Items from a data source:
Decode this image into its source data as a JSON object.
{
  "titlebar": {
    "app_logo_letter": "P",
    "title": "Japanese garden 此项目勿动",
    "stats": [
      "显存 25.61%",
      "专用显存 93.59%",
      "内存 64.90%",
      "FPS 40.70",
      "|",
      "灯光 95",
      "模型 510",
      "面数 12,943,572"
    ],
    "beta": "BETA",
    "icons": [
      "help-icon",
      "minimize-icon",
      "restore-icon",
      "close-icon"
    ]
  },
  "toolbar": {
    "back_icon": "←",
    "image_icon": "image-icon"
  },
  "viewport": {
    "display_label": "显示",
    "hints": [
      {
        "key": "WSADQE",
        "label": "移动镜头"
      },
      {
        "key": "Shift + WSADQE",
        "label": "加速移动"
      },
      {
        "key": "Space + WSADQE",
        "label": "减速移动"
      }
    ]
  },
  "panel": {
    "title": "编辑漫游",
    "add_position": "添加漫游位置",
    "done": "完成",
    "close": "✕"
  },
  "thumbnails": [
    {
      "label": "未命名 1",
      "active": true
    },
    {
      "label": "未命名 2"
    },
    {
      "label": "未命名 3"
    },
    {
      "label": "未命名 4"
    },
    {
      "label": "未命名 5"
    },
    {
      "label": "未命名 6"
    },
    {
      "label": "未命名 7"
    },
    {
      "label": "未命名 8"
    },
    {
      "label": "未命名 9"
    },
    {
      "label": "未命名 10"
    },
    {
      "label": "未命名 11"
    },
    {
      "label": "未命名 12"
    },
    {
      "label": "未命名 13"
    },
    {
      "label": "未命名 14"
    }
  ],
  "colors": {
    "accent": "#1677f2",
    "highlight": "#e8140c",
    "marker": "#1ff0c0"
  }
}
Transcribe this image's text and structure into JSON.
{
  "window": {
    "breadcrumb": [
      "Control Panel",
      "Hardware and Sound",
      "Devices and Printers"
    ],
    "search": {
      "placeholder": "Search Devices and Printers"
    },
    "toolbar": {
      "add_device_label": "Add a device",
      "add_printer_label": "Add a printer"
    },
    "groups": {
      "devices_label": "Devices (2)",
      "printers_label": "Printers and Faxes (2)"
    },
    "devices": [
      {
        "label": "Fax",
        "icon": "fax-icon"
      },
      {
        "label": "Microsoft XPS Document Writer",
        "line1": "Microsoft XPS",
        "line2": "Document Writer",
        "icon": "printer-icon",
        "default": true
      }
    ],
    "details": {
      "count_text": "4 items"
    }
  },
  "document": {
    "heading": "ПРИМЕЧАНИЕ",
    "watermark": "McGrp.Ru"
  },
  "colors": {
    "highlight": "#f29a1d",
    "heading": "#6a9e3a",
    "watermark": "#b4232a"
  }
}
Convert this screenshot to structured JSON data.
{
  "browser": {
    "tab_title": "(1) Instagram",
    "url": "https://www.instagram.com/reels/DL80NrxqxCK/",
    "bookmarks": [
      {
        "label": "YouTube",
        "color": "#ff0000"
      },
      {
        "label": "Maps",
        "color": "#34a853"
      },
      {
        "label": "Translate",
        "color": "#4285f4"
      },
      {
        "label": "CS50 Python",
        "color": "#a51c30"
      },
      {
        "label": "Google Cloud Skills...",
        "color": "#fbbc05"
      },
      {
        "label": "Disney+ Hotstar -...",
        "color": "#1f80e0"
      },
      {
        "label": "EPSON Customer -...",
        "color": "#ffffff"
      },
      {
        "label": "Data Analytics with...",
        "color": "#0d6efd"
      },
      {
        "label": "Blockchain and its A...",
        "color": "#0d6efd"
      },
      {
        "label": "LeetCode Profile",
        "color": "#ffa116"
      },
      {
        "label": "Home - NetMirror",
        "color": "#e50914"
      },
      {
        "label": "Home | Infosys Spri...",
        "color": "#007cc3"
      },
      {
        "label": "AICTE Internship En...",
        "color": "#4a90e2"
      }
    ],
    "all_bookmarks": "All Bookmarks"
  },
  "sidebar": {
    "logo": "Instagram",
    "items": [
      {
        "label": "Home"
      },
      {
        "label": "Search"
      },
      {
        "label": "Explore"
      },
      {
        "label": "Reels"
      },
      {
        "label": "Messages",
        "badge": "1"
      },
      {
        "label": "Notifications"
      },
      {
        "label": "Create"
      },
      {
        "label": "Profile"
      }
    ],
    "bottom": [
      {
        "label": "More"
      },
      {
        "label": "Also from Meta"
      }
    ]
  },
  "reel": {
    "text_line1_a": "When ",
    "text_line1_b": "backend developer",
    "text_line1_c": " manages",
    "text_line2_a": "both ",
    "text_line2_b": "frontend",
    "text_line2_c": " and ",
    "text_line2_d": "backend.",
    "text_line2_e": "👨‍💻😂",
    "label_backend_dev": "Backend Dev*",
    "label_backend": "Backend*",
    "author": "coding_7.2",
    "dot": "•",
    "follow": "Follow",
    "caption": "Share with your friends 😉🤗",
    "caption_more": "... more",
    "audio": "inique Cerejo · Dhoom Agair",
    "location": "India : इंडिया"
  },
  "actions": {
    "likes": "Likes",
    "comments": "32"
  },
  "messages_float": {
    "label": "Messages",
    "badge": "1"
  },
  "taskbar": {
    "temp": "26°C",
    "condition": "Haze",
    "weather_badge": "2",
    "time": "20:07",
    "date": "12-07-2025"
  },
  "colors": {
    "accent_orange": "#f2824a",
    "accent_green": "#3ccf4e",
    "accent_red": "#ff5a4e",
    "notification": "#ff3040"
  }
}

- _What to produce_:
Copy each line from the data above that includes "Microsoft".

- _Exercise solution_:
        "label": "Microsoft XPS Document Writer",
        "line1": "Microsoft XPS",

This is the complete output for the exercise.